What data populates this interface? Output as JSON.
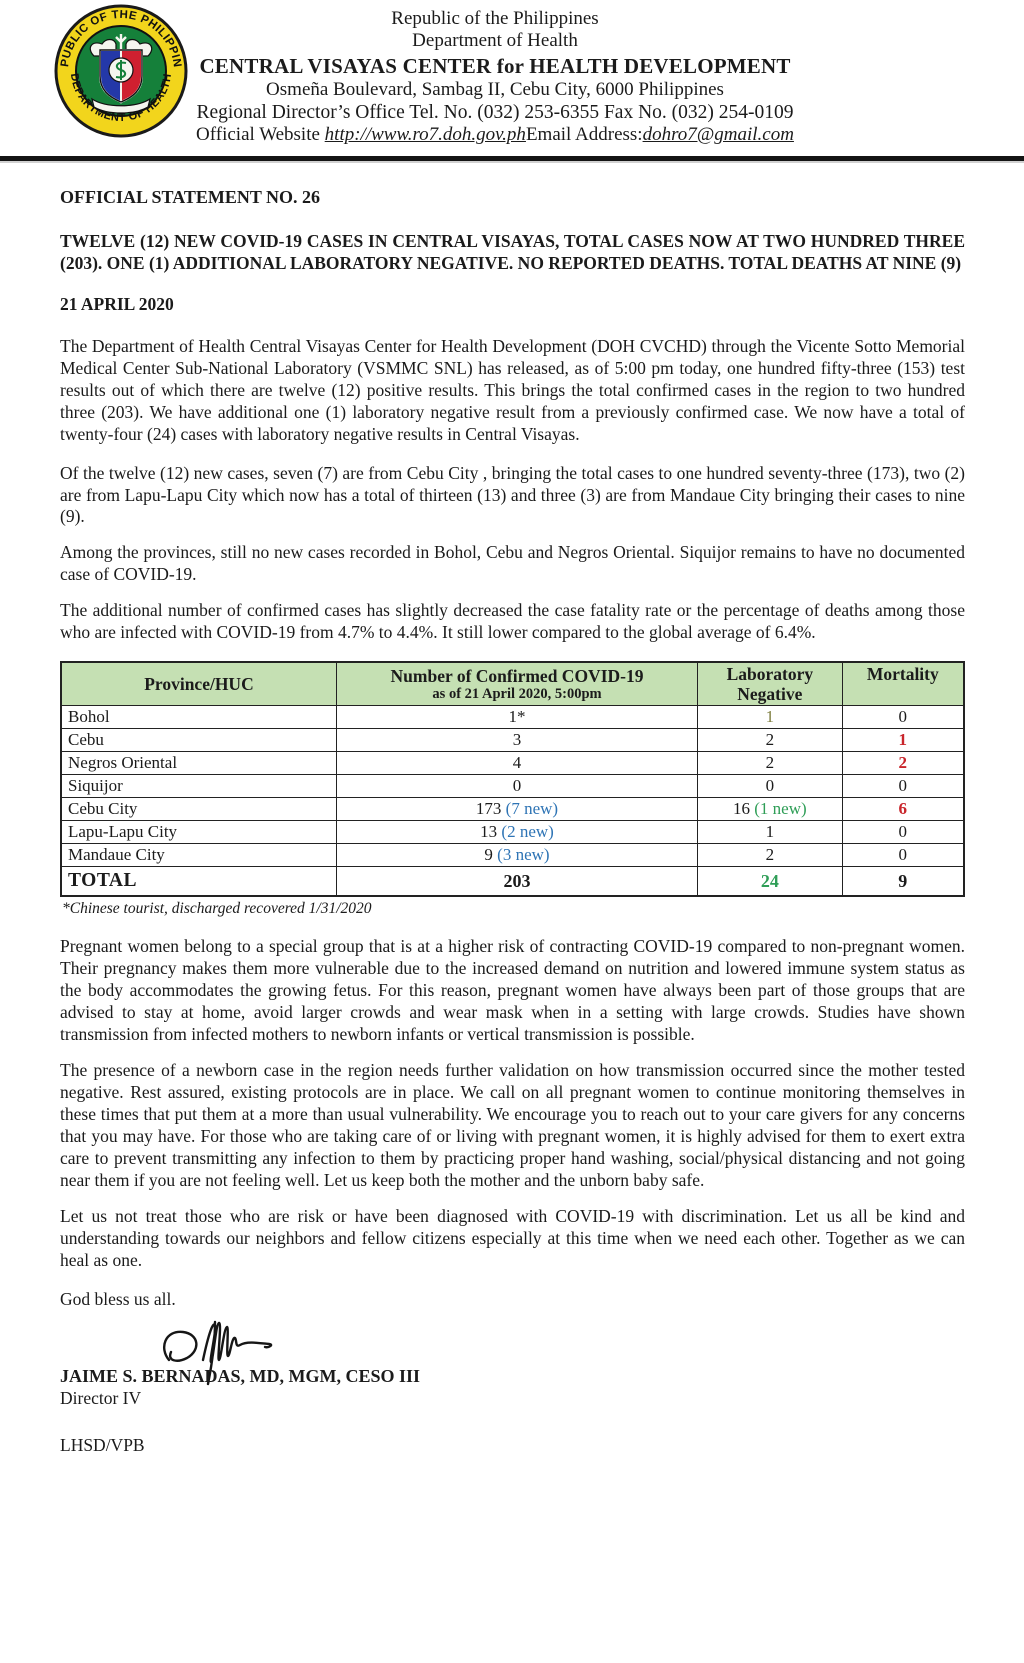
{
  "letterhead": {
    "line1": "Republic of the Philippines",
    "line2": "Department of Health",
    "line3": "CENTRAL VISAYAS CENTER for HEALTH DEVELOPMENT",
    "line4": "Osmeña Boulevard, Sambag II, Cebu City, 6000 Philippines",
    "line5": "Regional Director’s Office Tel. No. (032) 253-6355 Fax No. (032) 254-0109",
    "website_label": "Official Website ",
    "website_url": "http://www.ro7.doh.gov.ph",
    "email_label": "Email Address:",
    "email": "dohro7@gmail.com",
    "seal_top": "REPUBLIC OF THE PHILIPPINES",
    "seal_bottom": "DEPARTMENT OF HEALTH"
  },
  "statement_no": "OFFICIAL STATEMENT NO. 26",
  "headline": "TWELVE (12) NEW COVID-19 CASES IN CENTRAL VISAYAS, TOTAL CASES NOW AT TWO HUNDRED THREE (203). ONE (1) ADDITIONAL LABORATORY NEGATIVE. NO REPORTED DEATHS.  TOTAL DEATHS AT NINE (9)",
  "date": "21 APRIL 2020",
  "paragraphs": [
    "The Department of Health Central Visayas Center for Health Development (DOH CVCHD) through the Vicente Sotto Memorial Medical Center Sub-National Laboratory (VSMMC SNL) has released, as of 5:00 pm today, one hundred fifty-three (153) test results out of which there are twelve (12) positive results. This brings the total confirmed cases in the region to two hundred three (203). We have additional one (1) laboratory negative result from a previously confirmed case. We now have a total of twenty-four (24) cases with laboratory negative results in Central Visayas.",
    "Of the twelve (12) new cases, seven (7) are from Cebu City , bringing the total cases to one hundred seventy-three (173), two (2) are from  Lapu-Lapu City  which now has a  total of  thirteen (13) and  three (3) are from Mandaue City bringing their  cases to nine (9).",
    "Among the provinces, still no new cases recorded in Bohol, Cebu and Negros Oriental. Siquijor remains to have no documented case of COVID-19.",
    "The additional number of confirmed cases has slightly decreased the case fatality rate or the percentage of deaths among those who are infected with COVID-19 from 4.7% to 4.4%. It still lower compared to the global average of 6.4%.",
    "Pregnant women belong to a special group that is at a higher risk of contracting COVID-19 compared to non-pregnant women. Their pregnancy makes them more vulnerable due to the increased demand on nutrition and lowered immune system status as the body accommodates the growing fetus. For this reason, pregnant women have always been part of those groups that are advised to stay at home, avoid larger crowds and wear mask when in a setting with large crowds. Studies have shown transmission from infected mothers to newborn infants or vertical transmission is possible.",
    "The presence of a newborn case in the region needs further validation on how transmission occurred since the mother tested negative. Rest assured, existing protocols are in place. We call on all pregnant women to continue monitoring themselves in these times that put them at a more than usual vulnerability. We encourage you to reach out to your care givers for any concerns that you may have. For those who are taking care of or living with pregnant women, it is highly advised for them to exert extra care to prevent transmitting any infection to them by practicing proper hand washing, social/physical distancing and not going near them  if you are not feeling well. Let us keep both the mother and the unborn baby safe.",
    "Let us not treat those who are risk or have been diagnosed with COVID-19 with discrimination. Let us all be kind and understanding towards our neighbors and fellow citizens especially at this time when we need each other. Together as we can heal as one."
  ],
  "table": {
    "header": {
      "col1": "Province/HUC",
      "col2_line1": "Number of Confirmed COVID-19",
      "col2_line2": "as of 21 April 2020, 5:00pm",
      "col3_line1": "Laboratory",
      "col3_line2": "Negative",
      "col4": "Mortality"
    },
    "rows": [
      {
        "province": "Bohol",
        "cells": [
          [
            {
              "t": "1*"
            }
          ],
          [
            {
              "t": "1",
              "c": "accent_olive"
            }
          ],
          [
            {
              "t": "0"
            }
          ]
        ]
      },
      {
        "province": "Cebu",
        "cells": [
          [
            {
              "t": "3"
            }
          ],
          [
            {
              "t": "2"
            }
          ],
          [
            {
              "t": "1",
              "c": "accent_red",
              "b": true
            }
          ]
        ]
      },
      {
        "province": "Negros Oriental",
        "cells": [
          [
            {
              "t": "4"
            }
          ],
          [
            {
              "t": "2"
            }
          ],
          [
            {
              "t": "2",
              "c": "accent_red",
              "b": true
            }
          ]
        ]
      },
      {
        "province": "Siquijor",
        "cells": [
          [
            {
              "t": "0"
            }
          ],
          [
            {
              "t": "0"
            }
          ],
          [
            {
              "t": "0"
            }
          ]
        ]
      },
      {
        "province": "Cebu City",
        "cells": [
          [
            {
              "t": "173 "
            },
            {
              "t": "(7 new)",
              "c": "accent_blue"
            }
          ],
          [
            {
              "t": "16 "
            },
            {
              "t": "(1 new)",
              "c": "accent_green"
            }
          ],
          [
            {
              "t": "6",
              "c": "accent_red",
              "b": true
            }
          ]
        ]
      },
      {
        "province": "Lapu-Lapu City",
        "cells": [
          [
            {
              "t": "13 "
            },
            {
              "t": "(2 new)",
              "c": "accent_blue"
            }
          ],
          [
            {
              "t": "1"
            }
          ],
          [
            {
              "t": "0"
            }
          ]
        ]
      },
      {
        "province": "Mandaue City",
        "cells": [
          [
            {
              "t": "9 "
            },
            {
              "t": "(3 new)",
              "c": "accent_blue"
            }
          ],
          [
            {
              "t": "2"
            }
          ],
          [
            {
              "t": "0"
            }
          ]
        ]
      },
      {
        "province": "TOTAL",
        "total": true,
        "cells": [
          [
            {
              "t": "203"
            }
          ],
          [
            {
              "t": "24",
              "c": "accent_green",
              "b": true
            }
          ],
          [
            {
              "t": "9"
            }
          ]
        ]
      }
    ]
  },
  "footnote": "*Chinese tourist, discharged recovered 1/31/2020",
  "closing": "God bless us all.",
  "signatory": {
    "name": "JAIME S. BERNADAS, MD, MGM, CESO III",
    "title": "Director IV"
  },
  "initials": "LHSD/VPB",
  "colors": {
    "accent_blue": "#2e74b5",
    "accent_green": "#2f9e57",
    "accent_red": "#c9252b",
    "accent_olive": "#7f7f40",
    "table_header_bg": "#c5e0b3",
    "seal_yellow": "#f2d51c",
    "seal_green": "#15803a"
  }
}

Written task
All of the records need repeating exactly, except for the pictures.

The output
What data populates this interface? Output as JSON.
{
  "letterhead": {
    "line1": "Republic of the Philippines",
    "line2": "Department of Health",
    "line3": "CENTRAL VISAYAS CENTER for HEALTH DEVELOPMENT",
    "line4": "Osmeña Boulevard, Sambag II, Cebu City, 6000 Philippines",
    "line5": "Regional Director’s Office Tel. No. (032) 253-6355 Fax No. (032) 254-0109",
    "website_label": "Official Website ",
    "website_url": "http://www.ro7.doh.gov.ph",
    "email_label": "Email Address:",
    "email": "dohro7@gmail.com",
    "seal_top": "REPUBLIC OF THE PHILIPPINES",
    "seal_bottom": "DEPARTMENT OF HEALTH"
  },
  "statement_no": "OFFICIAL STATEMENT NO. 26",
  "headline": "TWELVE (12) NEW COVID-19 CASES IN CENTRAL VISAYAS, TOTAL CASES NOW AT TWO HUNDRED THREE (203). ONE (1) ADDITIONAL LABORATORY NEGATIVE. NO REPORTED DEATHS.  TOTAL DEATHS AT NINE (9)",
  "date": "21 APRIL 2020",
  "paragraphs": [
    "The Department of Health Central Visayas Center for Health Development (DOH CVCHD) through the Vicente Sotto Memorial Medical Center Sub-National Laboratory (VSMMC SNL) has released, as of 5:00 pm today, one hundred fifty-three (153) test results out of which there are twelve (12) positive results. This brings the total confirmed cases in the region to two hundred three (203). We have additional one (1) laboratory negative result from a previously confirmed case. We now have a total of twenty-four (24) cases with laboratory negative results in Central Visayas.",
    "Of the twelve (12) new cases, seven (7) are from Cebu City , bringing the total cases to one hundred seventy-three (173), two (2) are from  Lapu-Lapu City  which now has a  total of  thirteen (13) and  three (3) are from Mandaue City bringing their  cases to nine (9).",
    "Among the provinces, still no new cases recorded in Bohol, Cebu and Negros Oriental. Siquijor remains to have no documented case of COVID-19.",
    "The additional number of confirmed cases has slightly decreased the case fatality rate or the percentage of deaths among those who are infected with COVID-19 from 4.7% to 4.4%. It still lower compared to the global average of 6.4%.",
    "Pregnant women belong to a special group that is at a higher risk of contracting COVID-19 compared to non-pregnant women. Their pregnancy makes them more vulnerable due to the increased demand on nutrition and lowered immune system status as the body accommodates the growing fetus. For this reason, pregnant women have always been part of those groups that are advised to stay at home, avoid larger crowds and wear mask when in a setting with large crowds. Studies have shown transmission from infected mothers to newborn infants or vertical transmission is possible.",
    "The presence of a newborn case in the region needs further validation on how transmission occurred since the mother tested negative. Rest assured, existing protocols are in place. We call on all pregnant women to continue monitoring themselves in these times that put them at a more than usual vulnerability. We encourage you to reach out to your care givers for any concerns that you may have. For those who are taking care of or living with pregnant women, it is highly advised for them to exert extra care to prevent transmitting any infection to them by practicing proper hand washing, social/physical distancing and not going near them  if you are not feeling well. Let us keep both the mother and the unborn baby safe.",
    "Let us not treat those who are risk or have been diagnosed with COVID-19 with discrimination. Let us all be kind and understanding towards our neighbors and fellow citizens especially at this time when we need each other. Together as we can heal as one."
  ],
  "table": {
    "header": {
      "col1": "Province/HUC",
      "col2_line1": "Number of Confirmed COVID-19",
      "col2_line2": "as of 21 April 2020, 5:00pm",
      "col3_line1": "Laboratory",
      "col3_line2": "Negative",
      "col4": "Mortality"
    },
    "rows": [
      {
        "province": "Bohol",
        "cells": [
          [
            {
              "t": "1*"
            }
          ],
          [
            {
              "t": "1",
              "c": "accent_olive"
            }
          ],
          [
            {
              "t": "0"
            }
          ]
        ]
      },
      {
        "province": "Cebu",
        "cells": [
          [
            {
              "t": "3"
            }
          ],
          [
            {
              "t": "2"
            }
          ],
          [
            {
              "t": "1",
              "c": "accent_red",
              "b": true
            }
          ]
        ]
      },
      {
        "province": "Negros Oriental",
        "cells": [
          [
            {
              "t": "4"
            }
          ],
          [
            {
              "t": "2"
            }
          ],
          [
            {
              "t": "2",
              "c": "accent_red",
              "b": true
            }
          ]
        ]
      },
      {
        "province": "Siquijor",
        "cells": [
          [
            {
              "t": "0"
            }
          ],
          [
            {
              "t": "0"
            }
          ],
          [
            {
              "t": "0"
            }
          ]
        ]
      },
      {
        "province": "Cebu City",
        "cells": [
          [
            {
              "t": "173 "
            },
            {
              "t": "(7 new)",
              "c": "accent_blue"
            }
          ],
          [
            {
              "t": "16 "
            },
            {
              "t": "(1 new)",
              "c": "accent_green"
            }
          ],
          [
            {
              "t": "6",
              "c": "accent_red",
              "b": true
            }
          ]
        ]
      },
      {
        "province": "Lapu-Lapu City",
        "cells": [
          [
            {
              "t": "13 "
            },
            {
              "t": "(2 new)",
              "c": "accent_blue"
            }
          ],
          [
            {
              "t": "1"
            }
          ],
          [
            {
              "t": "0"
            }
          ]
        ]
      },
      {
        "province": "Mandaue City",
        "cells": [
          [
            {
              "t": "9 "
            },
            {
              "t": "(3 new)",
              "c": "accent_blue"
            }
          ],
          [
            {
              "t": "2"
            }
          ],
          [
            {
              "t": "0"
            }
          ]
        ]
      },
      {
        "province": "TOTAL",
        "total": true,
        "cells": [
          [
            {
              "t": "203"
            }
          ],
          [
            {
              "t": "24",
              "c": "accent_green",
              "b": true
            }
          ],
          [
            {
              "t": "9"
            }
          ]
        ]
      }
    ]
  },
  "footnote": "*Chinese tourist, discharged recovered 1/31/2020",
  "closing": "God bless us all.",
  "signatory": {
    "name": "JAIME S. BERNADAS, MD, MGM, CESO III",
    "title": "Director IV"
  },
  "initials": "LHSD/VPB",
  "colors": {
    "accent_blue": "#2e74b5",
    "accent_green": "#2f9e57",
    "accent_red": "#c9252b",
    "accent_olive": "#7f7f40",
    "table_header_bg": "#c5e0b3",
    "seal_yellow": "#f2d51c",
    "seal_green": "#15803a"
  }
}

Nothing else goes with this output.